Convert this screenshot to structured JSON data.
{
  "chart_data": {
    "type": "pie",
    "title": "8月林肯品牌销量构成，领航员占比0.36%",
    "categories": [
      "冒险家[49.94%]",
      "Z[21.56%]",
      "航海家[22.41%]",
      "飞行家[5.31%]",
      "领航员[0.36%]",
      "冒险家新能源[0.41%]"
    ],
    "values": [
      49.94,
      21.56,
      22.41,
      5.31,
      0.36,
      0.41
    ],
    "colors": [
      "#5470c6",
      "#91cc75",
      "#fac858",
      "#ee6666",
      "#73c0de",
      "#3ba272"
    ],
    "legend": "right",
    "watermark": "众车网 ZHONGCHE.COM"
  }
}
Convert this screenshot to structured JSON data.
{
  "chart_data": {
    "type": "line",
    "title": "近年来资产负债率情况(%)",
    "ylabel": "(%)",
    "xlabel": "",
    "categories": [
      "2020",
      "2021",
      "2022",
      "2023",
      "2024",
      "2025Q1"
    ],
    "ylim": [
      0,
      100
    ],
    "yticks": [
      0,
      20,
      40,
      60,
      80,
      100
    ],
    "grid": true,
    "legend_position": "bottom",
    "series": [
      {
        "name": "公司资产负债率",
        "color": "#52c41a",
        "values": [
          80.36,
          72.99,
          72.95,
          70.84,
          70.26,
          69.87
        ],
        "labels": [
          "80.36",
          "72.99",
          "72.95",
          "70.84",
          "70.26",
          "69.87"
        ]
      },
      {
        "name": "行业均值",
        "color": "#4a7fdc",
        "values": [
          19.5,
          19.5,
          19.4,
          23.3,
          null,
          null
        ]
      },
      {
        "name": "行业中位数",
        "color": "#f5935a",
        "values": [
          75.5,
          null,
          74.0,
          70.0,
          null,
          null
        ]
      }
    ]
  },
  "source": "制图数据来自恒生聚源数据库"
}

**********

● **The request**:
Print the records once more, exactly as they were given.

● **Full answer**:
Convert this screenshot to structured JSON data.
{
  "chart_data": {
    "type": "pie",
    "title": "8月林肯品牌销量构成，领航员占比0.36%",
    "categories": [
      "冒险家[49.94%]",
      "Z[21.56%]",
      "航海家[22.41%]",
      "飞行家[5.31%]",
      "领航员[0.36%]",
      "冒险家新能源[0.41%]"
    ],
    "values": [
      49.94,
      21.56,
      22.41,
      5.31,
      0.36,
      0.41
    ],
    "colors": [
      "#5470c6",
      "#91cc75",
      "#fac858",
      "#ee6666",
      "#73c0de",
      "#3ba272"
    ],
    "legend": "right",
    "watermark": "众车网 ZHONGCHE.COM"
  }
}
Convert this screenshot to structured JSON data.
{
  "chart_data": {
    "type": "line",
    "title": "近年来资产负债率情况(%)",
    "ylabel": "(%)",
    "xlabel": "",
    "categories": [
      "2020",
      "2021",
      "2022",
      "2023",
      "2024",
      "2025Q1"
    ],
    "ylim": [
      0,
      100
    ],
    "yticks": [
      0,
      20,
      40,
      60,
      80,
      100
    ],
    "grid": true,
    "legend_position": "bottom",
    "series": [
      {
        "name": "公司资产负债率",
        "color": "#52c41a",
        "values": [
          80.36,
          72.99,
          72.95,
          70.84,
          70.26,
          69.87
        ],
        "labels": [
          "80.36",
          "72.99",
          "72.95",
          "70.84",
          "70.26",
          "69.87"
        ]
      },
      {
        "name": "行业均值",
        "color": "#4a7fdc",
        "values": [
          19.5,
          19.5,
          19.4,
          23.3,
          null,
          null
        ]
      },
      {
        "name": "行业中位数",
        "color": "#f5935a",
        "values": [
          75.5,
          null,
          74.0,
          70.0,
          null,
          null
        ]
      }
    ]
  },
  "source": "制图数据来自恒生聚源数据库"
}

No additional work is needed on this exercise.